Of the lines in the entries below, state how many hold the word "name". Say nothing else.

◆ ◆ ◆ ◆

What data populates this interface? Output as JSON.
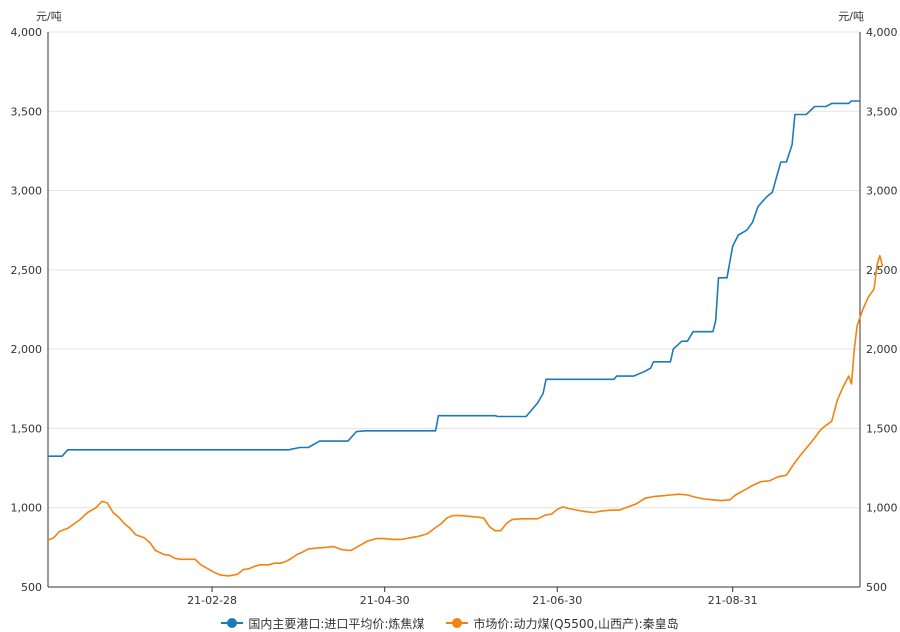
{
  "chart_data": {
    "type": "line",
    "y_unit_left": "元/吨",
    "y_unit_right": "元/吨",
    "ylim": [
      500,
      4000
    ],
    "y_ticks": [
      500,
      1000,
      1500,
      2000,
      2500,
      3000,
      3500,
      4000
    ],
    "y_tick_labels": [
      "500",
      "1,000",
      "1,500",
      "2,000",
      "2,500",
      "3,000",
      "3,500",
      "4,000"
    ],
    "x_range": [
      "2021-01-01",
      "2021-10-15"
    ],
    "x_ticks": [
      {
        "date": "2021-02-28",
        "label": "21-02-28"
      },
      {
        "date": "2021-04-30",
        "label": "21-04-30"
      },
      {
        "date": "2021-06-30",
        "label": "21-06-30"
      },
      {
        "date": "2021-08-31",
        "label": "21-08-31"
      }
    ],
    "grid": "horizontal",
    "legend_position": "bottom",
    "series": [
      {
        "name": "国内主要港口:进口平均价:炼焦煤",
        "color": "#1a7bb8",
        "step": true,
        "points": [
          [
            "2021-01-01",
            1325
          ],
          [
            "2021-01-06",
            1325
          ],
          [
            "2021-01-08",
            1365
          ],
          [
            "2021-03-27",
            1365
          ],
          [
            "2021-03-31",
            1380
          ],
          [
            "2021-04-03",
            1380
          ],
          [
            "2021-04-07",
            1420
          ],
          [
            "2021-04-17",
            1420
          ],
          [
            "2021-04-20",
            1480
          ],
          [
            "2021-04-23",
            1485
          ],
          [
            "2021-05-18",
            1485
          ],
          [
            "2021-05-19",
            1580
          ],
          [
            "2021-06-08",
            1580
          ],
          [
            "2021-06-09",
            1575
          ],
          [
            "2021-06-19",
            1575
          ],
          [
            "2021-06-23",
            1660
          ],
          [
            "2021-06-25",
            1720
          ],
          [
            "2021-06-26",
            1810
          ],
          [
            "2021-07-20",
            1810
          ],
          [
            "2021-07-21",
            1830
          ],
          [
            "2021-07-27",
            1830
          ],
          [
            "2021-07-31",
            1860
          ],
          [
            "2021-08-02",
            1880
          ],
          [
            "2021-08-03",
            1920
          ],
          [
            "2021-08-09",
            1920
          ],
          [
            "2021-08-10",
            2000
          ],
          [
            "2021-08-13",
            2050
          ],
          [
            "2021-08-15",
            2050
          ],
          [
            "2021-08-17",
            2110
          ],
          [
            "2021-08-24",
            2110
          ],
          [
            "2021-08-25",
            2180
          ],
          [
            "2021-08-26",
            2450
          ],
          [
            "2021-08-29",
            2450
          ],
          [
            "2021-08-31",
            2650
          ],
          [
            "2021-09-02",
            2720
          ],
          [
            "2021-09-05",
            2750
          ],
          [
            "2021-09-07",
            2800
          ],
          [
            "2021-09-09",
            2900
          ],
          [
            "2021-09-12",
            2960
          ],
          [
            "2021-09-14",
            2990
          ],
          [
            "2021-09-17",
            3180
          ],
          [
            "2021-09-19",
            3180
          ],
          [
            "2021-09-21",
            3290
          ],
          [
            "2021-09-22",
            3480
          ],
          [
            "2021-09-26",
            3480
          ],
          [
            "2021-09-29",
            3530
          ],
          [
            "2021-10-03",
            3530
          ],
          [
            "2021-10-05",
            3550
          ],
          [
            "2021-10-11",
            3550
          ],
          [
            "2021-10-12",
            3565
          ],
          [
            "2021-10-15",
            3565
          ]
        ]
      },
      {
        "name": "市场价:动力煤(Q5500,山西产):秦皇岛",
        "color": "#f5820f",
        "step": false,
        "points": [
          [
            "2021-01-01",
            795
          ],
          [
            "2021-01-03",
            810
          ],
          [
            "2021-01-05",
            850
          ],
          [
            "2021-01-08",
            870
          ],
          [
            "2021-01-12",
            920
          ],
          [
            "2021-01-15",
            970
          ],
          [
            "2021-01-18",
            1000
          ],
          [
            "2021-01-20",
            1040
          ],
          [
            "2021-01-22",
            1030
          ],
          [
            "2021-01-24",
            970
          ],
          [
            "2021-01-26",
            940
          ],
          [
            "2021-01-28",
            900
          ],
          [
            "2021-01-30",
            870
          ],
          [
            "2021-02-01",
            830
          ],
          [
            "2021-02-04",
            810
          ],
          [
            "2021-02-06",
            780
          ],
          [
            "2021-02-08",
            730
          ],
          [
            "2021-02-11",
            705
          ],
          [
            "2021-02-13",
            700
          ],
          [
            "2021-02-15",
            680
          ],
          [
            "2021-02-17",
            675
          ],
          [
            "2021-02-20",
            675
          ],
          [
            "2021-02-22",
            675
          ],
          [
            "2021-02-24",
            640
          ],
          [
            "2021-02-27",
            610
          ],
          [
            "2021-03-01",
            590
          ],
          [
            "2021-03-03",
            575
          ],
          [
            "2021-03-06",
            570
          ],
          [
            "2021-03-09",
            580
          ],
          [
            "2021-03-11",
            610
          ],
          [
            "2021-03-13",
            615
          ],
          [
            "2021-03-15",
            630
          ],
          [
            "2021-03-17",
            640
          ],
          [
            "2021-03-20",
            640
          ],
          [
            "2021-03-22",
            650
          ],
          [
            "2021-03-24",
            650
          ],
          [
            "2021-03-26",
            660
          ],
          [
            "2021-03-28",
            680
          ],
          [
            "2021-03-30",
            705
          ],
          [
            "2021-04-01",
            720
          ],
          [
            "2021-04-03",
            740
          ],
          [
            "2021-04-06",
            745
          ],
          [
            "2021-04-09",
            750
          ],
          [
            "2021-04-12",
            755
          ],
          [
            "2021-04-15",
            735
          ],
          [
            "2021-04-18",
            730
          ],
          [
            "2021-04-21",
            760
          ],
          [
            "2021-04-24",
            790
          ],
          [
            "2021-04-27",
            805
          ],
          [
            "2021-04-30",
            805
          ],
          [
            "2021-05-03",
            800
          ],
          [
            "2021-05-06",
            800
          ],
          [
            "2021-05-09",
            810
          ],
          [
            "2021-05-12",
            820
          ],
          [
            "2021-05-15",
            835
          ],
          [
            "2021-05-18",
            875
          ],
          [
            "2021-05-20",
            900
          ],
          [
            "2021-05-22",
            935
          ],
          [
            "2021-05-24",
            950
          ],
          [
            "2021-05-27",
            950
          ],
          [
            "2021-05-30",
            945
          ],
          [
            "2021-06-02",
            940
          ],
          [
            "2021-06-04",
            935
          ],
          [
            "2021-06-06",
            880
          ],
          [
            "2021-06-08",
            855
          ],
          [
            "2021-06-10",
            855
          ],
          [
            "2021-06-12",
            900
          ],
          [
            "2021-06-14",
            925
          ],
          [
            "2021-06-17",
            930
          ],
          [
            "2021-06-20",
            930
          ],
          [
            "2021-06-23",
            930
          ],
          [
            "2021-06-26",
            955
          ],
          [
            "2021-06-28",
            960
          ],
          [
            "2021-06-30",
            990
          ],
          [
            "2021-07-02",
            1005
          ],
          [
            "2021-07-04",
            995
          ],
          [
            "2021-07-07",
            985
          ],
          [
            "2021-07-10",
            975
          ],
          [
            "2021-07-13",
            970
          ],
          [
            "2021-07-16",
            980
          ],
          [
            "2021-07-19",
            985
          ],
          [
            "2021-07-22",
            985
          ],
          [
            "2021-07-25",
            1005
          ],
          [
            "2021-07-28",
            1025
          ],
          [
            "2021-07-31",
            1060
          ],
          [
            "2021-08-03",
            1070
          ],
          [
            "2021-08-06",
            1075
          ],
          [
            "2021-08-09",
            1080
          ],
          [
            "2021-08-12",
            1085
          ],
          [
            "2021-08-15",
            1080
          ],
          [
            "2021-08-18",
            1065
          ],
          [
            "2021-08-21",
            1055
          ],
          [
            "2021-08-24",
            1050
          ],
          [
            "2021-08-27",
            1045
          ],
          [
            "2021-08-30",
            1050
          ],
          [
            "2021-09-01",
            1080
          ],
          [
            "2021-09-04",
            1110
          ],
          [
            "2021-09-07",
            1140
          ],
          [
            "2021-09-10",
            1165
          ],
          [
            "2021-09-13",
            1170
          ],
          [
            "2021-09-16",
            1195
          ],
          [
            "2021-09-19",
            1205
          ],
          [
            "2021-09-21",
            1260
          ],
          [
            "2021-09-23",
            1310
          ],
          [
            "2021-09-26",
            1375
          ],
          [
            "2021-09-29",
            1440
          ],
          [
            "2021-10-01",
            1490
          ],
          [
            "2021-10-03",
            1520
          ],
          [
            "2021-10-05",
            1545
          ],
          [
            "2021-10-07",
            1680
          ],
          [
            "2021-10-09",
            1760
          ],
          [
            "2021-10-11",
            1830
          ],
          [
            "2021-10-12",
            1780
          ],
          [
            "2021-10-13",
            2000
          ],
          [
            "2021-10-14",
            2150
          ],
          [
            "2021-10-16",
            2250
          ],
          [
            "2021-10-18",
            2330
          ],
          [
            "2021-10-20",
            2380
          ],
          [
            "2021-10-21",
            2530
          ],
          [
            "2021-10-22",
            2590
          ],
          [
            "2021-10-23",
            2520
          ]
        ]
      }
    ]
  }
}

◆ ◆ ◆ ◆

◆ **OUTPUT BELOW**
2